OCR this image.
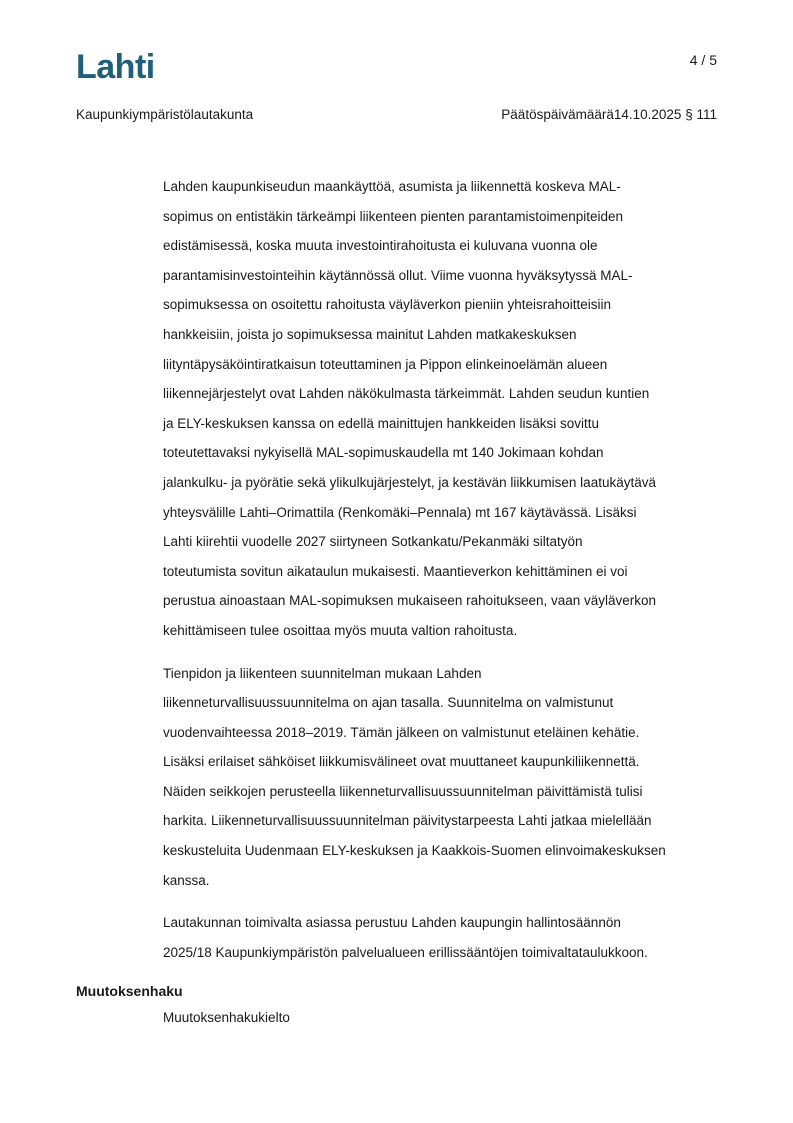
Lahti	4 / 5
Kaupunkiympäristölautakunta	Päätöspäivämäärä14.10.2025 § 111
Lahden kaupunkiseudun maankäyttöä, asumista ja liikennettä koskeva MAL-
sopimus on entistäkin tärkeämpi liikenteen pienten parantamistoimenpiteiden
edistämisessä, koska muuta investointirahoitusta ei kuluvana vuonna ole
parantamisinvestointeihin käytännössä ollut. Viime vuonna hyväksytyssä MAL-
sopimuksessa on osoitettu rahoitusta väyläverkon pieniin yhteisrahoitteisiin
hankkeisiin, joista jo sopimuksessa mainitut Lahden matkakeskuksen
liityntäpysäköintiratkaisun toteuttaminen ja Pippon elinkeinoelämän alueen
liikennejärjestelyt ovat Lahden näkökulmasta tärkeimmät. Lahden seudun kuntien
ja ELY-keskuksen kanssa on edellä mainittujen hankkeiden lisäksi sovittu
toteutettavaksi nykyisellä MAL-sopimuskaudella mt 140 Jokimaan kohdan
jalankulku- ja pyörätie sekä ylikulkujärjestelyt, ja kestävän liikkumisen laatukäytävä
yhteysvälille Lahti–Orimattila (Renkomäki–Pennala) mt 167 käytävässä. Lisäksi
Lahti kiirehtii vuodelle 2027 siirtyneen Sotkankatu/Pekanmäki siltatyön
toteutumista sovitun aikataulun mukaisesti. Maantieverkon kehittäminen ei voi
perustua ainoastaan MAL-sopimuksen mukaiseen rahoitukseen, vaan väyläverkon
kehittämiseen tulee osoittaa myös muuta valtion rahoitusta.
Tienpidon ja liikenteen suunnitelman mukaan Lahden
liikenneturvallisuussuunnitelma on ajan tasalla. Suunnitelma on valmistunut
vuodenvaihteessa 2018–2019. Tämän jälkeen on valmistunut eteläinen kehätie.
Lisäksi erilaiset sähköiset liikkumisvälineet ovat muuttaneet kaupunkiliikennettä.
Näiden seikkojen perusteella liikenneturvallisuussuunnitelman päivittämistä tulisi
harkita. Liikenneturvallisuussuunnitelman päivitystarpeesta Lahti jatkaa mielellään
keskusteluita Uudenmaan ELY-keskuksen ja Kaakkois-Suomen elinvoimakeskuksen
kanssa.
Lautakunnan toimivalta asiassa perustuu Lahden kaupungin hallintosäännön
2025/18 Kaupunkiympäristön palvelualueen erillissääntöjen toimivaltataulukkoon.
Muutoksenhaku
Muutoksenhakukielto
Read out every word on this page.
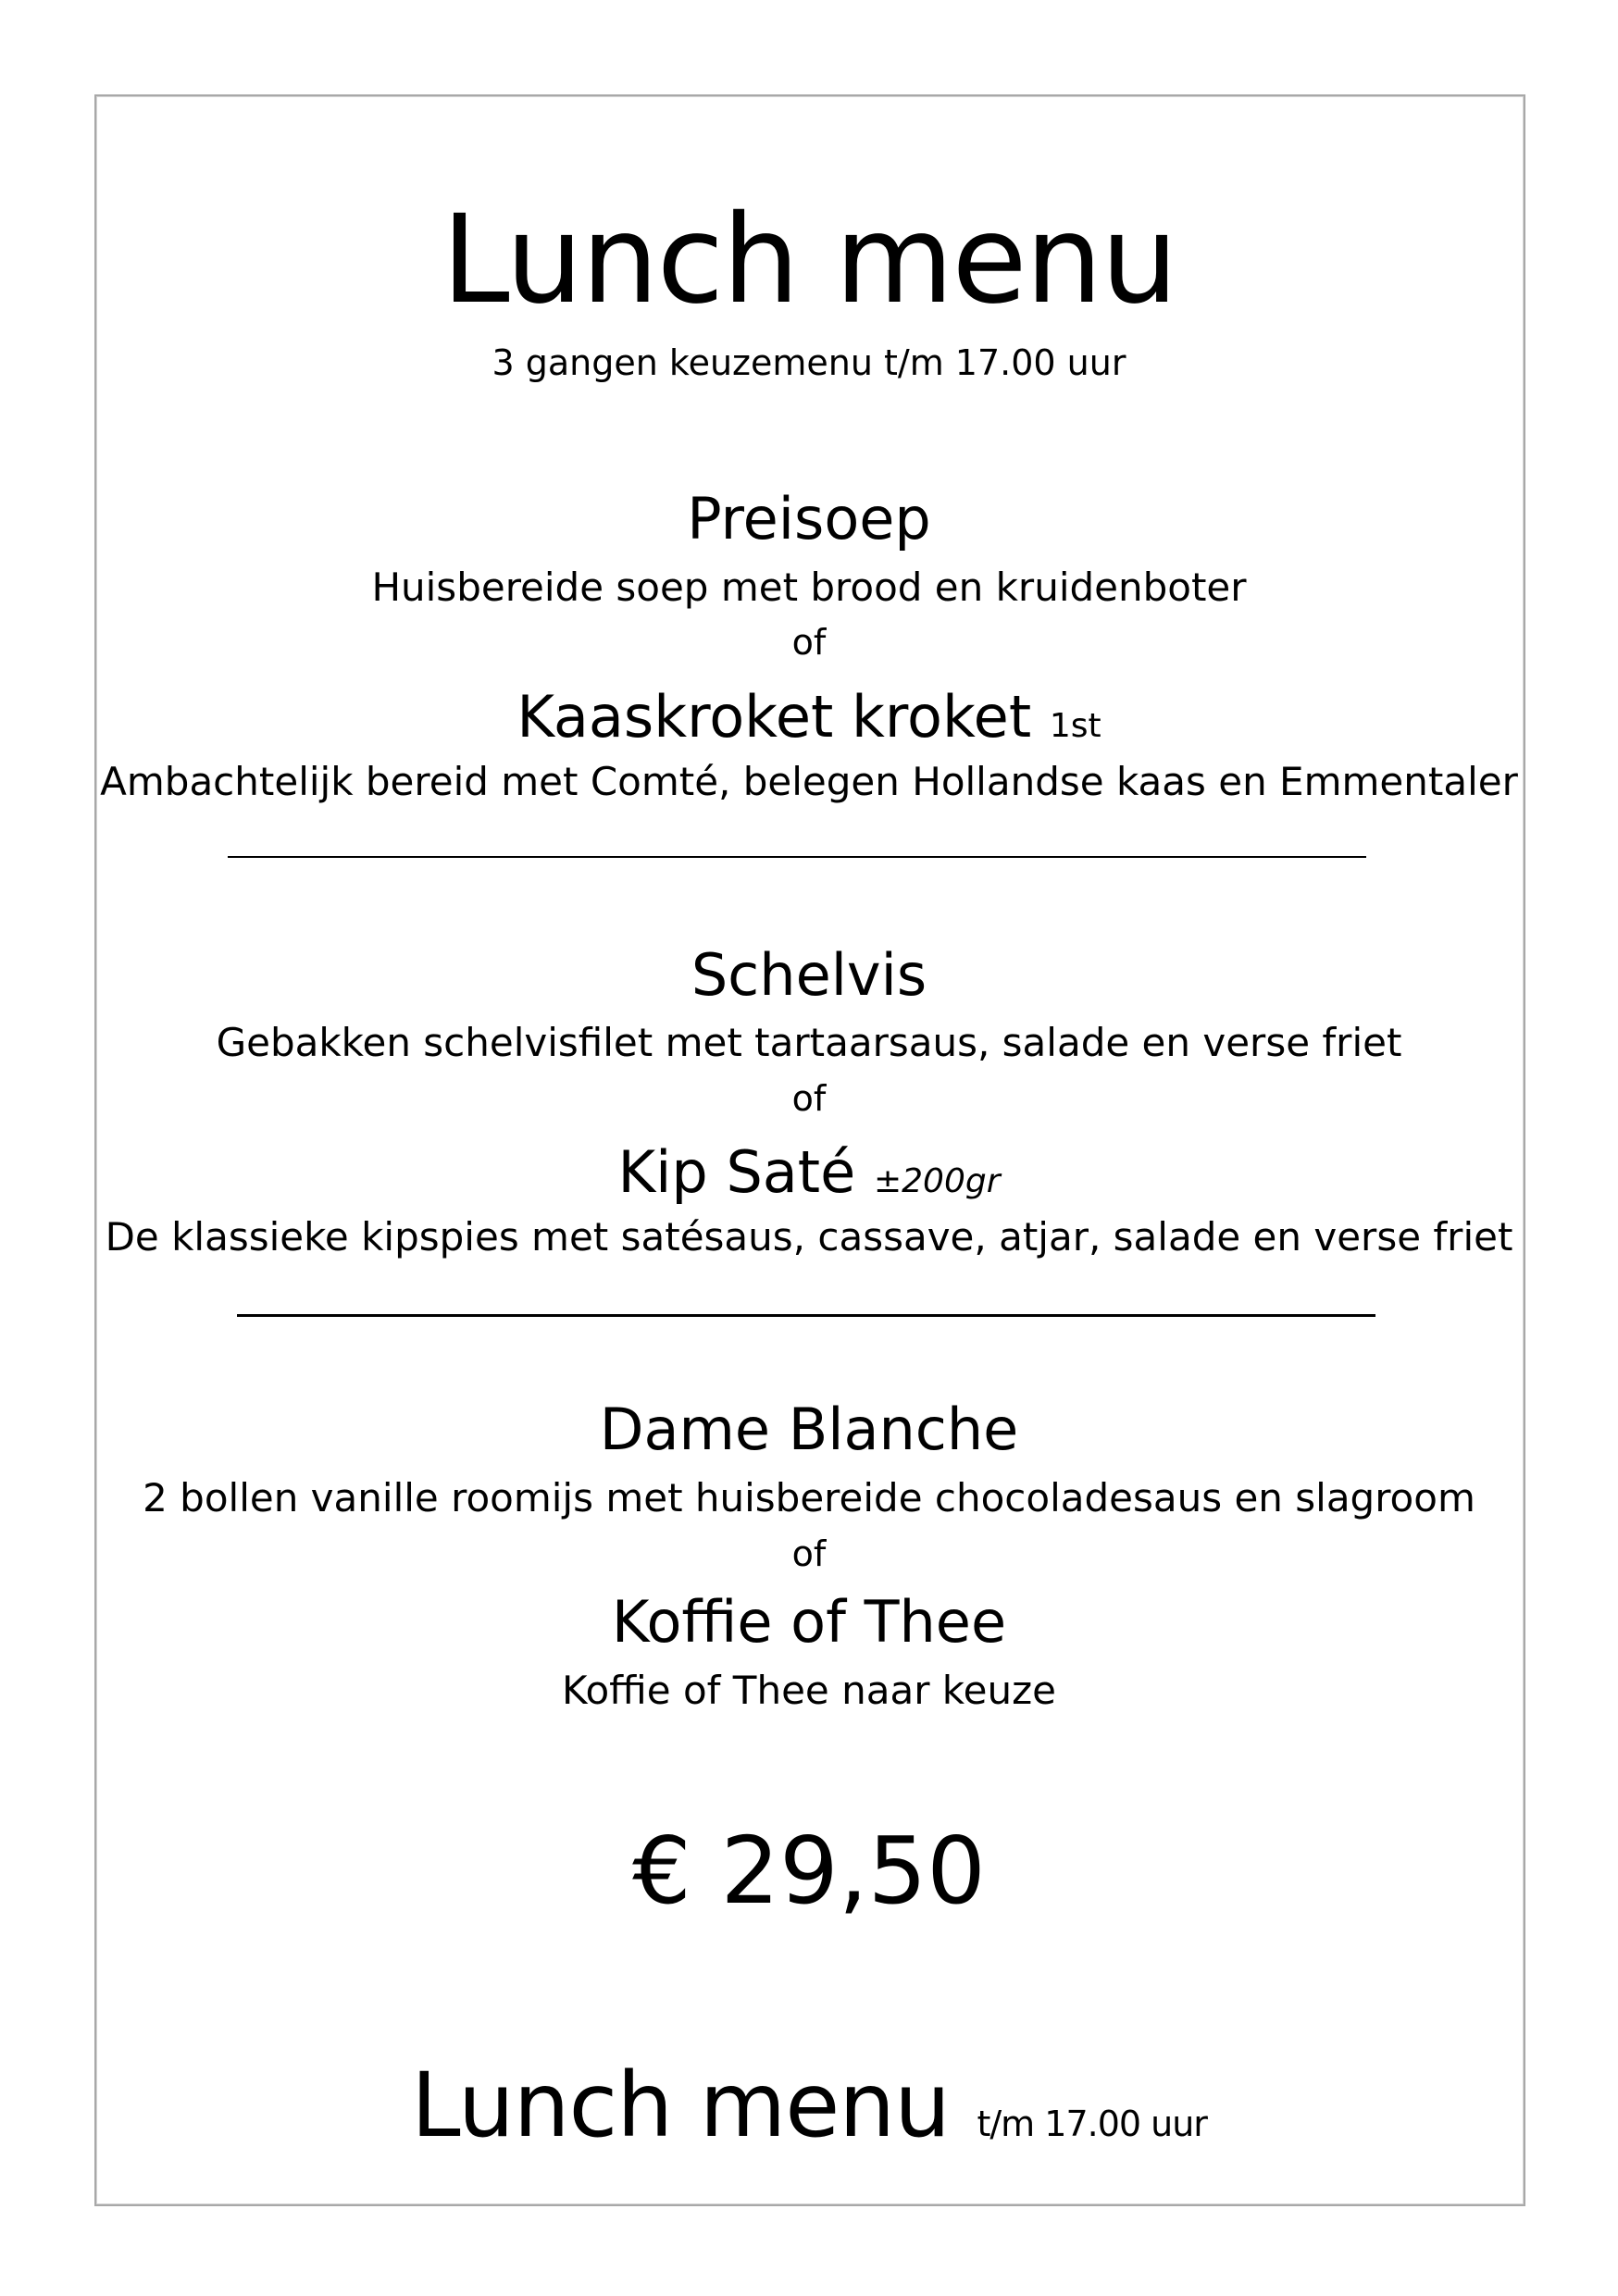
Lunch menu
3 gangen keuzemenu t/m 17.00 uur
Preisoep
Huisbereide soep met brood en kruidenboter
of
Kaaskroket kroket 1st
Ambachtelijk bereid met Comté, belegen Hollandse kaas en Emmentaler
Schelvis
Gebakken schelvisfilet met tartaarsaus, salade en verse friet
of
Kip Saté ±200gr
De klassieke kipspies met satésaus, cassave, atjar, salade en verse friet
Dame Blanche
2 bollen vanille roomijs met huisbereide chocoladesaus en slagroom
of
Koffie of Thee
Koffie of Thee naar keuze
€ 29,50
Lunch menu t/m 17.00 uur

▸ WHAT YOU NEED TO DO
Give back only a number, the number of lines where the string "Thee" occurs.

▸ ANSWER FOR THIS EXERCISE
2